Every line below that holds the string "Kongres" should be copied out.

Information provided:
★ ★ ★ ★ ★ ★ ★

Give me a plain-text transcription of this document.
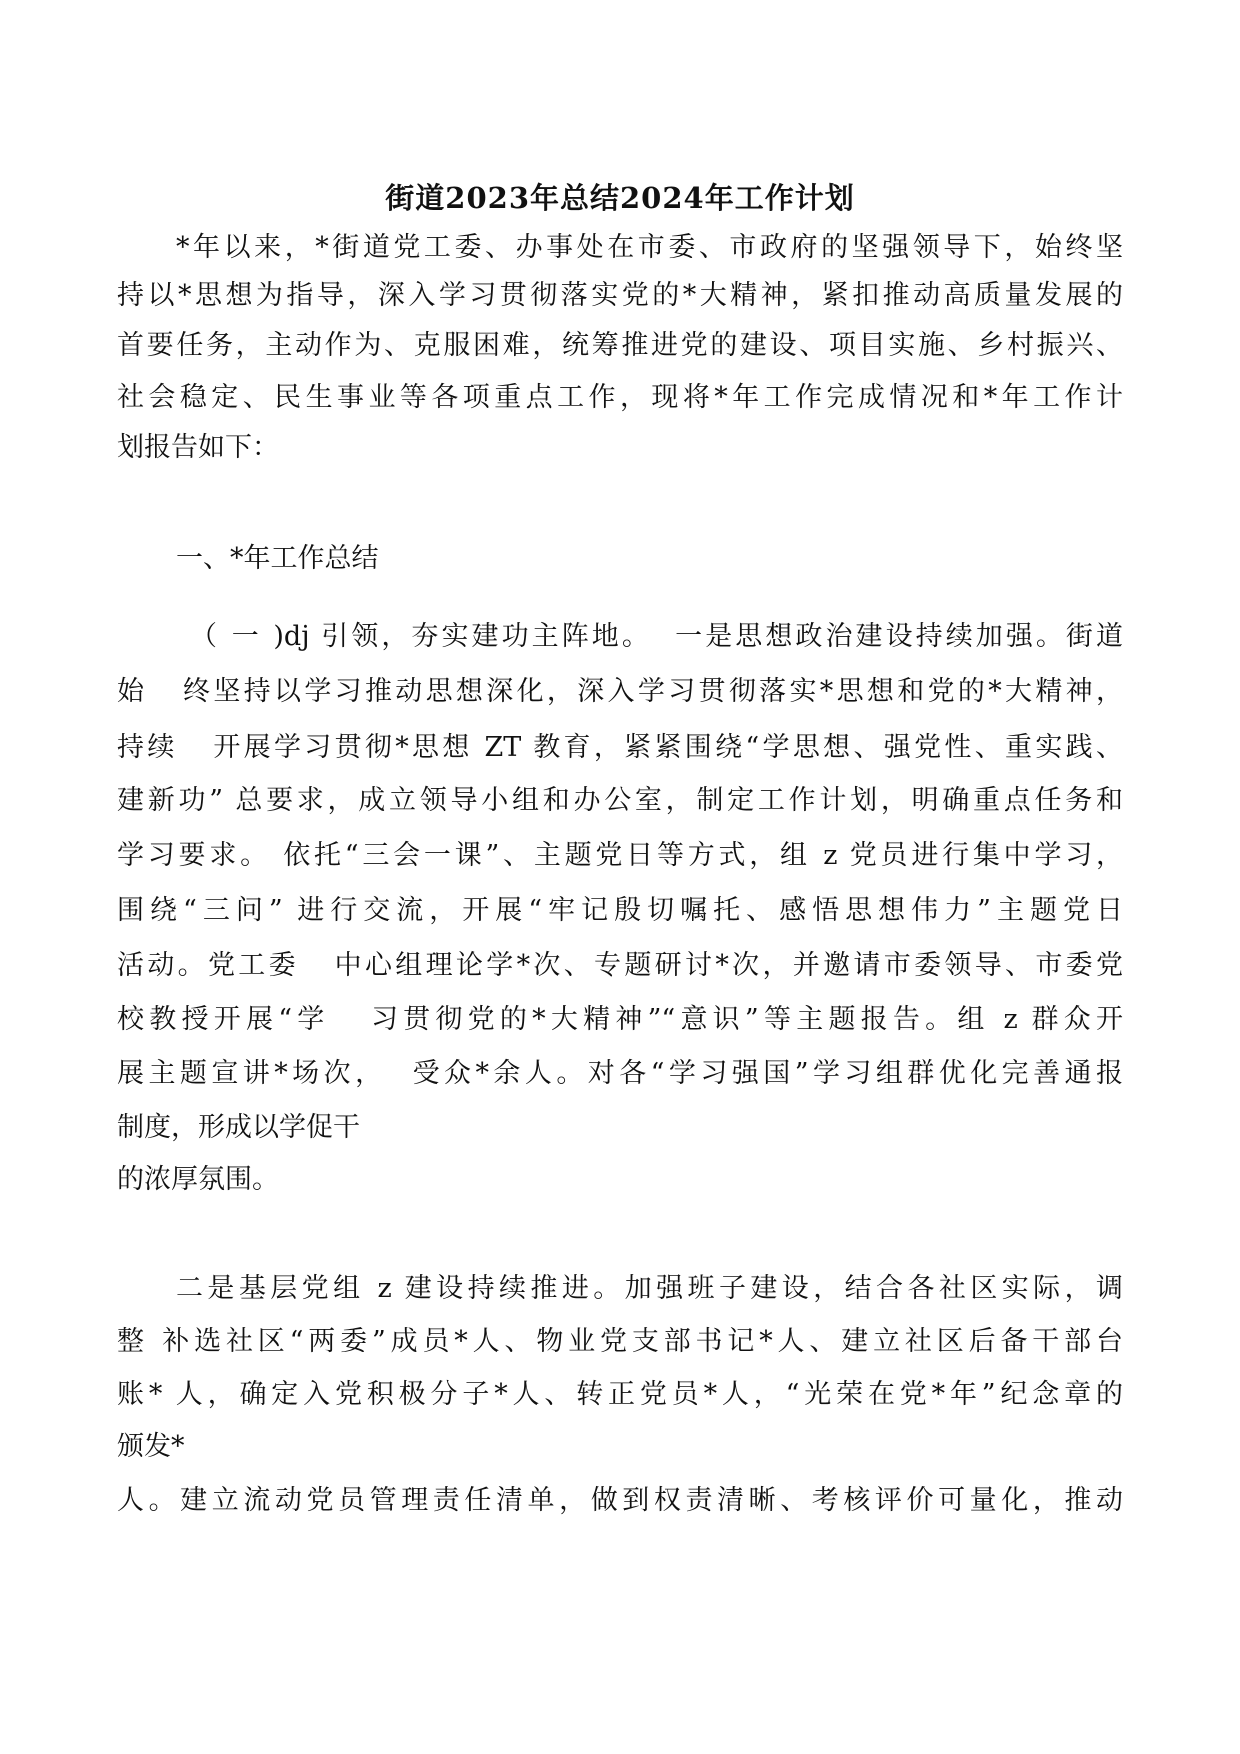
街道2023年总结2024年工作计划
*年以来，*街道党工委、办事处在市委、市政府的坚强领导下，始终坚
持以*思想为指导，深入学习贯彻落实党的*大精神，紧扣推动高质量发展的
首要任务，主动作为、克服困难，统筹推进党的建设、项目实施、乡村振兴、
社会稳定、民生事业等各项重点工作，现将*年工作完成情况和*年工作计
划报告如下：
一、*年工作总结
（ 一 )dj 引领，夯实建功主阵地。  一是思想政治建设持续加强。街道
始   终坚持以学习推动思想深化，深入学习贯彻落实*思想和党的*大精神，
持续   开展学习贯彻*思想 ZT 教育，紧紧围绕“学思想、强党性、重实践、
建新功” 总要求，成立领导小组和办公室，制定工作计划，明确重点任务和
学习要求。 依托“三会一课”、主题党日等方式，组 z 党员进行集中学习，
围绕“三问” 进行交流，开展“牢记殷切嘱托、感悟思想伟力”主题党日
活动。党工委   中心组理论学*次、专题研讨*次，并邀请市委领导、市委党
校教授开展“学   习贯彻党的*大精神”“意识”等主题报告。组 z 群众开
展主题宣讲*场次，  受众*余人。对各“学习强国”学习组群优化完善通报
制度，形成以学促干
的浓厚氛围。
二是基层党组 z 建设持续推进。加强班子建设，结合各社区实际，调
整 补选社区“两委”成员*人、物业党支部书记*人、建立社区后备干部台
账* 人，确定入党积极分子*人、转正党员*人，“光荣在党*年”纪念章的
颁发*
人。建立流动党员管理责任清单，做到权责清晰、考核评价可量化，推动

★ ★ ★ ★ ★ ★ ★

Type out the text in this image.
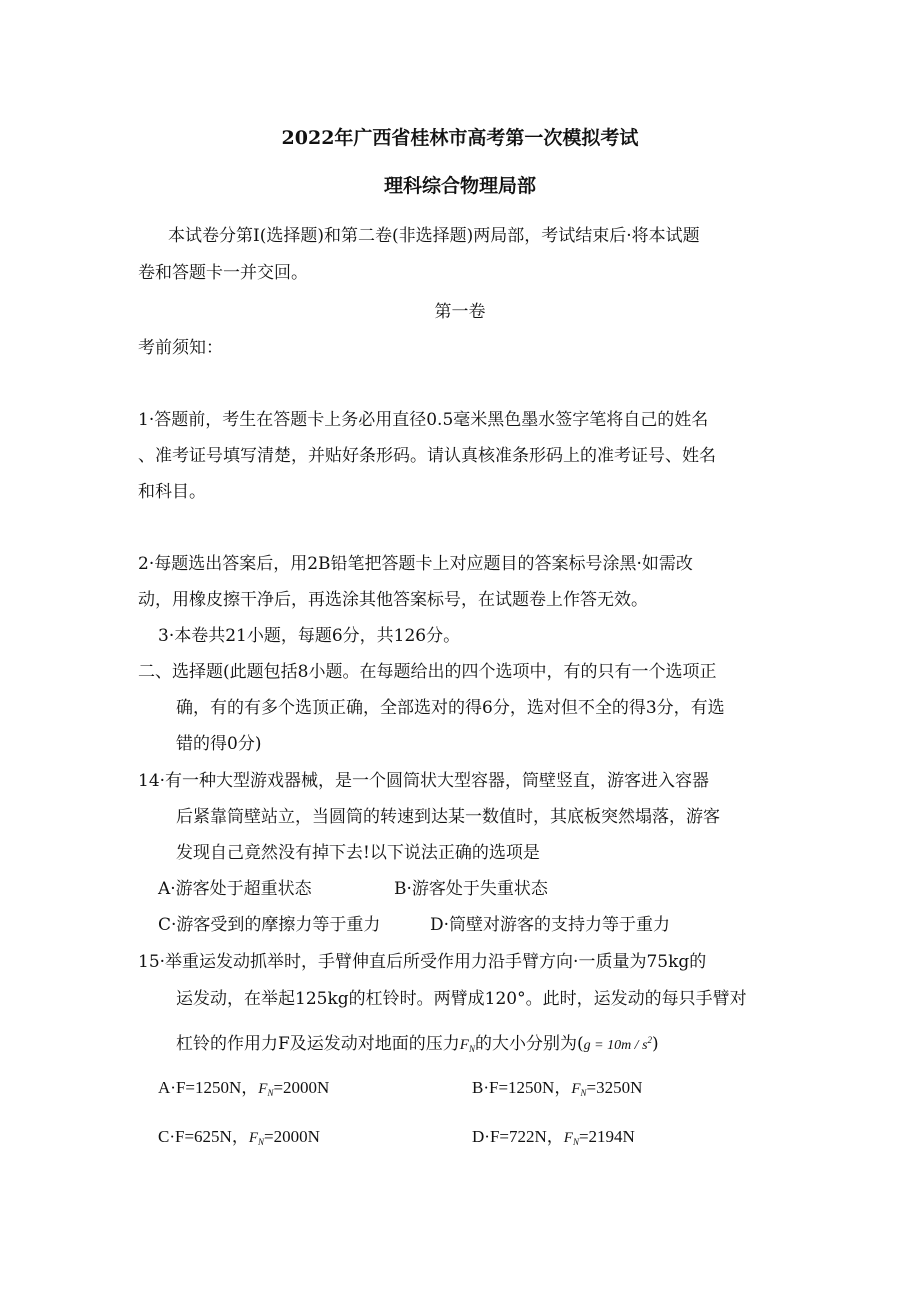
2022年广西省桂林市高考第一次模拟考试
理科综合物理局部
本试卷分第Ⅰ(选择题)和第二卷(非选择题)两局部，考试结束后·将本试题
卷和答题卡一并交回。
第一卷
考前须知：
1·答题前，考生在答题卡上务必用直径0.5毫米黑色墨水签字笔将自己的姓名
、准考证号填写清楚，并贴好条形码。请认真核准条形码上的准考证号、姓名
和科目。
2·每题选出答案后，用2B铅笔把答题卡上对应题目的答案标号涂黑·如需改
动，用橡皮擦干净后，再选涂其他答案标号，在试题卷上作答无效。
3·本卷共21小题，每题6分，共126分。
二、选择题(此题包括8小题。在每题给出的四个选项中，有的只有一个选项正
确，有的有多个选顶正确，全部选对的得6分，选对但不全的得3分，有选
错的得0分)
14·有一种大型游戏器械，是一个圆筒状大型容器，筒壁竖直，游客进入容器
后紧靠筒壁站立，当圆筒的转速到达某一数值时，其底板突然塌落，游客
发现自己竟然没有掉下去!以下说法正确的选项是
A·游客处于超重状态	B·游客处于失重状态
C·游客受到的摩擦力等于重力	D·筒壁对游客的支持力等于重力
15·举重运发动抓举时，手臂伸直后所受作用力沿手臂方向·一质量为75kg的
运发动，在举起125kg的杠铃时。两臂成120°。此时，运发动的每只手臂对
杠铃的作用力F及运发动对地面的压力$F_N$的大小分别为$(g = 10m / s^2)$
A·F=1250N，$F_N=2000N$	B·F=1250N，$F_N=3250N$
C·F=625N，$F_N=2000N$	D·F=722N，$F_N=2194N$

★ ★ ★ ★ ★ ★ ★

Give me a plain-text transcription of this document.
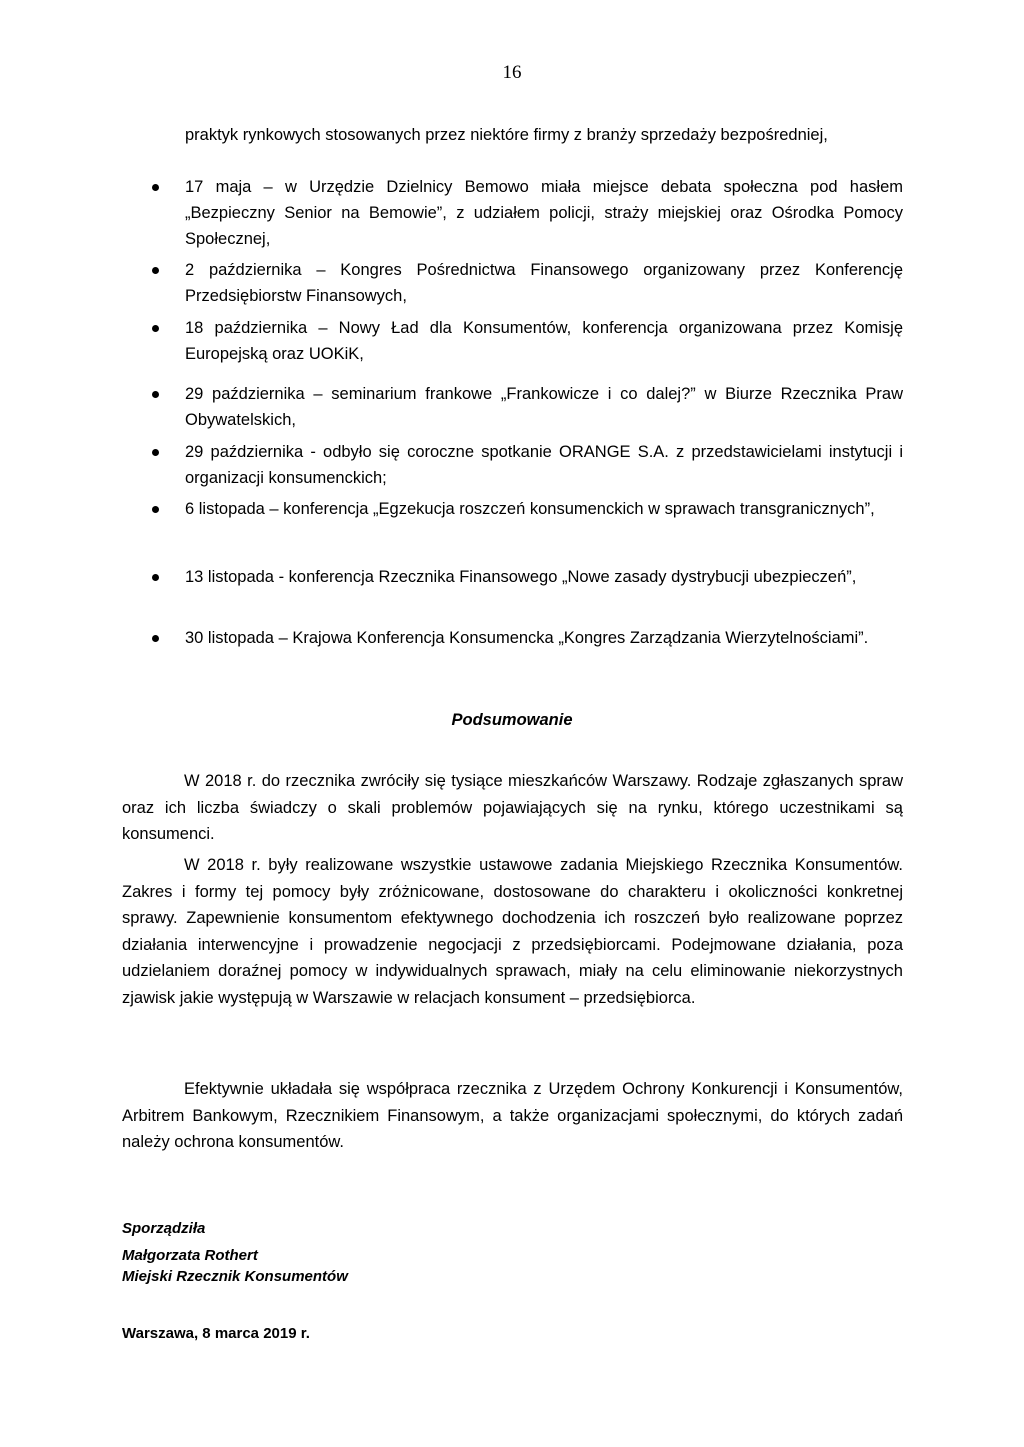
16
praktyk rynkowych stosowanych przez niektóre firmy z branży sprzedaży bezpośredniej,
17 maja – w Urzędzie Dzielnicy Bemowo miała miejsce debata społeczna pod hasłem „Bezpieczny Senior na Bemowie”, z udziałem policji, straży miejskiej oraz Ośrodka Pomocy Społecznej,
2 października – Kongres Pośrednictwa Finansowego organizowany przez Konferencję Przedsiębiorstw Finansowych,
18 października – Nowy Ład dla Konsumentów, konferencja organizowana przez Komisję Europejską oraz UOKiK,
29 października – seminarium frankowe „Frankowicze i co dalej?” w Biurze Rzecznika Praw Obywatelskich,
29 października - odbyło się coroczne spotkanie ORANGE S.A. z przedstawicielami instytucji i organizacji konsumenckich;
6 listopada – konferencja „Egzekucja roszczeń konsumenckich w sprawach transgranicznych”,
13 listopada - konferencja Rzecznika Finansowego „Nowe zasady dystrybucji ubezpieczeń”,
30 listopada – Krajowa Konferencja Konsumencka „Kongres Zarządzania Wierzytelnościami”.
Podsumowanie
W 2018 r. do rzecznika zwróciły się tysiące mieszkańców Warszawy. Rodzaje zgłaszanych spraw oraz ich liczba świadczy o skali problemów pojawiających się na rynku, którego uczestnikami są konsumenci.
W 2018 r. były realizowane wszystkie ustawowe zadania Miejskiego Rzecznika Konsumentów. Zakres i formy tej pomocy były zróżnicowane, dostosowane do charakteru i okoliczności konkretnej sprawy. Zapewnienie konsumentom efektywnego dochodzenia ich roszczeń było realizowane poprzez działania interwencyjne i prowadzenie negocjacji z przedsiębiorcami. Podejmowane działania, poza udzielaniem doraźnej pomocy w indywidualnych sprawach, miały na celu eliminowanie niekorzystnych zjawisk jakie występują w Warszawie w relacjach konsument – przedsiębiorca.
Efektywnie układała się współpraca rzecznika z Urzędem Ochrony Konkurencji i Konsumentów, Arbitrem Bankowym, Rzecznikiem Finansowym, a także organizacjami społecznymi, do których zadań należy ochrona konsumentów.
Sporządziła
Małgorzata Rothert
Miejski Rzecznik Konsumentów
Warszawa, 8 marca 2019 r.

★ ★ ★ ★ ★ ★ ★

Task output:
2 października – Kongres Pośrednictwa Finansowego organizowany przez Konferencję Przedsiębiorstw Finansowych,
30 listopada – Krajowa Konferencja Konsumencka „Kongres Zarządzania Wierzytelnościami”.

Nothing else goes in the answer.